Extracted text >>
▼
Update `nabla` function to call the function only once

[ChristopherRabotin]

Proposal

Currently, nabla will call the function f N times, where N is the size of the input vector to the function f. Although this computes the gradient properly, it would probably be advantageous in terms of calling stack to only call the function once. This can be achieved by generating a hyperdual space and calling the provided function with the base-defining matrix. In terms of precise computations, this will should not have any impact: performing math on a matrix instead of doing the same on N vector will indeed require the same number of computations.

Impact

This will require changing the signature of the f function parameter to nabla from Fn(T, &VectorN<Dual<T>, N>) -> VectorN<Dual<T>, N> to Fn(T, &MatrixMN<Dual<T>, N, N>) -> MatrixMN<Dual<T>, N, N> . This is a breaking change.

Proof of concept

It is important to note the difference between functions eom and eom_mat: eom_mat is noticeably more complicated as it requires extracting different parts of the provided state. Further enhancements may hopefully limit such changes (possibly by defining Dual<T> as a na::Scalar (which might not be possible since Dual is itself represented as a Vector2, although mathematically, I think that a Dual is a scalar number)).
▲
Recorded data >>
▼
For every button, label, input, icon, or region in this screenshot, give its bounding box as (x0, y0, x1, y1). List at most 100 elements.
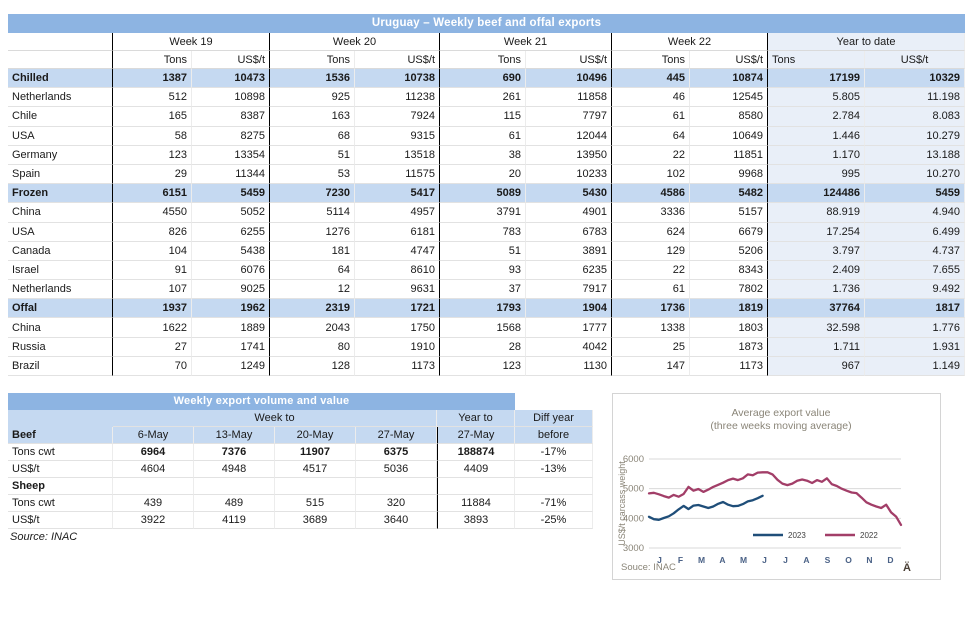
▲
Task requirements >> Return the passage of the nabla proposal starting with "Currently, nabla will" and going on through "a breaking change.", copied word for word.

Exercise response >>
Currently, nabla will call the function f N times, where N is the size of the input vector to the function f. Although this computes the gradient properly, it would probably be advantageous in terms of calling stack to only call the function once. This can be achieved by generating a hyperdual space and calling the provided function with the base-defining matrix. In terms of precise computations, this will should not have any impact: performing math on a matrix instead of doing the same on N vector will indeed require the same number of computations.

Impact

This will require changing the signature of the f function parameter to nabla from Fn(T, &VectorN<Dual<T>, N>) -> VectorN<Dual<T>, N> to Fn(T, &MatrixMN<Dual<T>, N, N>) -> MatrixMN<Dual<T>, N, N> . This is a breaking change.